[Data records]
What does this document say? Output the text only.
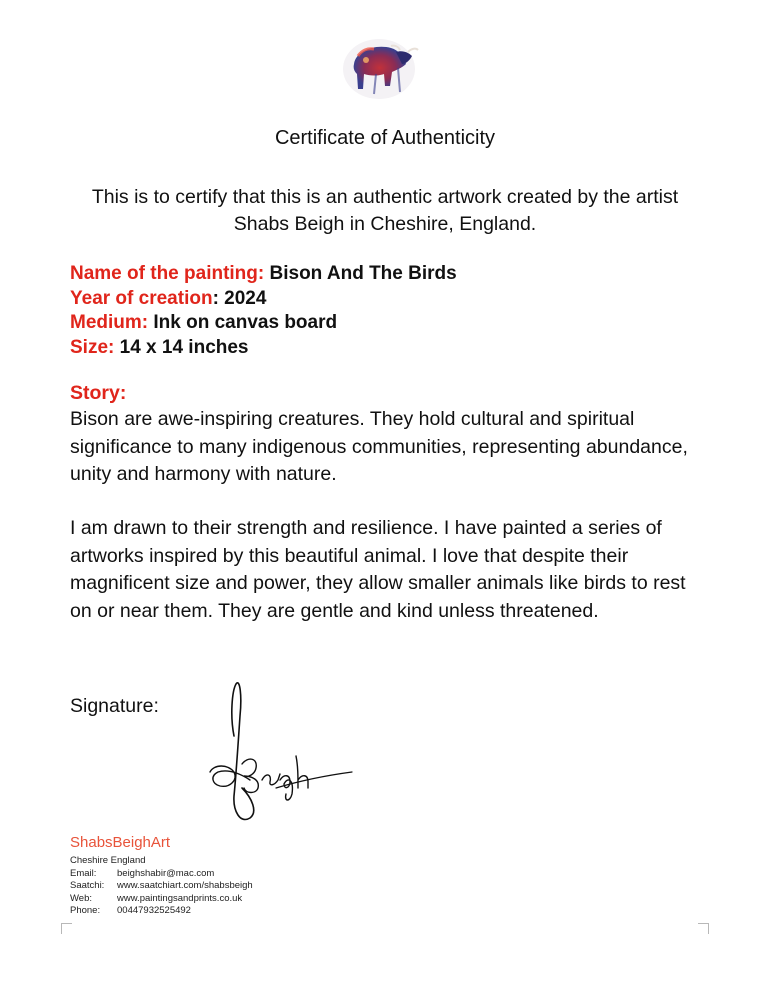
Certificate of Authenticity
This is to certify that this is an authentic artwork created by the artist
Shabs Beigh in Cheshire, England.
Name of the painting: Bison And The Birds
Year of creation: 2024
Medium: Ink on canvas board
Size: 14 x 14 inches
Story:

Bison are awe-inspiring creatures. They hold cultural and spiritual significance to many indigenous communities, representing abundance, unity and harmony with nature.

I am drawn to their strength and resilience. I have painted a series of artworks inspired by this beautiful animal. I love that despite their magnificent size and power, they allow smaller animals like birds to rest on or near them. They are gentle and kind unless threatened.

Signature:
ShabsBeighArt
Cheshire England
Email: beighshabir@mac.com
Saatchi: www.saatchiart.com/shabsbeigh
Web:	www.paintingsandprints.co.uk
Phone: 00447932525492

§ **Requirement**
Each line containing the word "Bison" counts once; report the total alone.

§ **Reply**
2